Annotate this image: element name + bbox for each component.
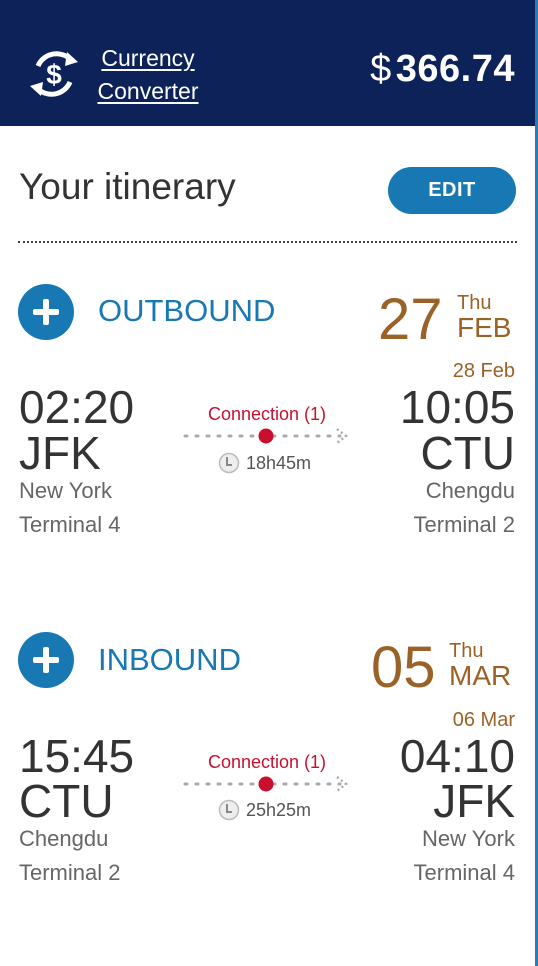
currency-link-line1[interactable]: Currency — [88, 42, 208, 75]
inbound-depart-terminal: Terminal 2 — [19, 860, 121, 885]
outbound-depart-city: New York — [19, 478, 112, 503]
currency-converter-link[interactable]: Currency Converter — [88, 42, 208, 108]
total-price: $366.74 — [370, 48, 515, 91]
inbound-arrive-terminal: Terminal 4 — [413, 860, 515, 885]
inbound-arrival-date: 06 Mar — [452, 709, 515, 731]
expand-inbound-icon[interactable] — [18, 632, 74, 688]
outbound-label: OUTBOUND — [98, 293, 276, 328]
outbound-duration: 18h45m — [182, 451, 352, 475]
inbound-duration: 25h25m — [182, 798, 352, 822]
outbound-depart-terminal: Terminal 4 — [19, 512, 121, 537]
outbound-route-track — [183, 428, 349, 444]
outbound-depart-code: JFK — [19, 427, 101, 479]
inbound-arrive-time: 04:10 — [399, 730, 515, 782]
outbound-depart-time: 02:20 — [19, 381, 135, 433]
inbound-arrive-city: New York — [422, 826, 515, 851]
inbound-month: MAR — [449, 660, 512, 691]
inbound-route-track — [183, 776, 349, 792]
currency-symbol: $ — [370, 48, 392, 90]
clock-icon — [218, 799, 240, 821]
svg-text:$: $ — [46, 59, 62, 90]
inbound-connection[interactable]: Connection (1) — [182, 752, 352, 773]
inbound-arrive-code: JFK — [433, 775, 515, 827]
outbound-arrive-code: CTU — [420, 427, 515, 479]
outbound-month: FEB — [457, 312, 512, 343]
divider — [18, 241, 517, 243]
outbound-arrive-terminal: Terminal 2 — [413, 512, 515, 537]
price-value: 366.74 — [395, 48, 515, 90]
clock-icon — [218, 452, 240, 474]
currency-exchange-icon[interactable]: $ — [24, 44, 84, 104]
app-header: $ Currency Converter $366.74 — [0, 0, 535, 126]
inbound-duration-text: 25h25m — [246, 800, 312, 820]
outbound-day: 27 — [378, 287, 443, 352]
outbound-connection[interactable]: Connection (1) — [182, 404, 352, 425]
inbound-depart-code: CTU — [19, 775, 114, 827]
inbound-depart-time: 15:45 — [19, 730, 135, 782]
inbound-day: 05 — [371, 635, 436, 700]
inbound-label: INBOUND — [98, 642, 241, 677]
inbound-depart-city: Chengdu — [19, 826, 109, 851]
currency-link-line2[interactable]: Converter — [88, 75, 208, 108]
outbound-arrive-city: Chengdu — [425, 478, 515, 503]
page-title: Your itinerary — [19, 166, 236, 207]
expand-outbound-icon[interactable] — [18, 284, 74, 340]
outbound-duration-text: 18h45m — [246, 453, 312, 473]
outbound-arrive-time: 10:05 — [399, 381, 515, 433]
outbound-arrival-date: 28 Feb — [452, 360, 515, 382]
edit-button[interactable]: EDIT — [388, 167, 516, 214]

_WORK TO BE COMPLETED_.
Can you copy the item above line for line, leaving the picture out of your answer?

_RESULT BELOW_.
Annotate this image: element name + bbox for each component.
currency-link-line1[interactable]: Currency — [88, 42, 208, 75]
inbound-depart-terminal: Terminal 2 — [19, 860, 121, 885]
outbound-depart-city: New York — [19, 478, 112, 503]
currency-converter-link[interactable]: Currency Converter — [88, 42, 208, 108]
total-price: $366.74 — [370, 48, 515, 91]
inbound-arrive-terminal: Terminal 4 — [413, 860, 515, 885]
inbound-arrival-date: 06 Mar — [452, 709, 515, 731]
expand-inbound-icon[interactable] — [18, 632, 74, 688]
outbound-label: OUTBOUND — [98, 293, 276, 328]
outbound-duration: 18h45m — [182, 451, 352, 475]
inbound-duration: 25h25m — [182, 798, 352, 822]
outbound-depart-terminal: Terminal 4 — [19, 512, 121, 537]
outbound-route-track — [183, 428, 349, 444]
outbound-depart-code: JFK — [19, 427, 101, 479]
inbound-arrive-time: 04:10 — [399, 730, 515, 782]
outbound-depart-time: 02:20 — [19, 381, 135, 433]
inbound-arrive-city: New York — [422, 826, 515, 851]
inbound-month: MAR — [449, 660, 512, 691]
inbound-route-track — [183, 776, 349, 792]
currency-symbol: $ — [370, 48, 392, 90]
clock-icon — [218, 799, 240, 821]
svg-text:$: $ — [46, 59, 62, 90]
inbound-connection[interactable]: Connection (1) — [182, 752, 352, 773]
inbound-arrive-code: JFK — [433, 775, 515, 827]
outbound-arrive-code: CTU — [420, 427, 515, 479]
outbound-month: FEB — [457, 312, 512, 343]
divider — [18, 241, 517, 243]
outbound-arrive-terminal: Terminal 2 — [413, 512, 515, 537]
price-value: 366.74 — [395, 48, 515, 90]
clock-icon — [218, 452, 240, 474]
currency-exchange-icon[interactable]: $ — [24, 44, 84, 104]
app-header: $ Currency Converter $366.74 — [0, 0, 535, 126]
inbound-duration-text: 25h25m — [246, 800, 312, 820]
outbound-day: 27 — [378, 287, 443, 352]
outbound-connection[interactable]: Connection (1) — [182, 404, 352, 425]
inbound-depart-code: CTU — [19, 775, 114, 827]
inbound-depart-time: 15:45 — [19, 730, 135, 782]
inbound-day: 05 — [371, 635, 436, 700]
inbound-label: INBOUND — [98, 642, 241, 677]
inbound-depart-city: Chengdu — [19, 826, 109, 851]
currency-link-line2[interactable]: Converter — [88, 75, 208, 108]
outbound-arrive-city: Chengdu — [425, 478, 515, 503]
page-title: Your itinerary — [19, 166, 236, 207]
expand-outbound-icon[interactable] — [18, 284, 74, 340]
outbound-duration-text: 18h45m — [246, 453, 312, 473]
outbound-arrive-time: 10:05 — [399, 381, 515, 433]
outbound-arrival-date: 28 Feb — [452, 360, 515, 382]
edit-button[interactable]: EDIT — [388, 167, 516, 214]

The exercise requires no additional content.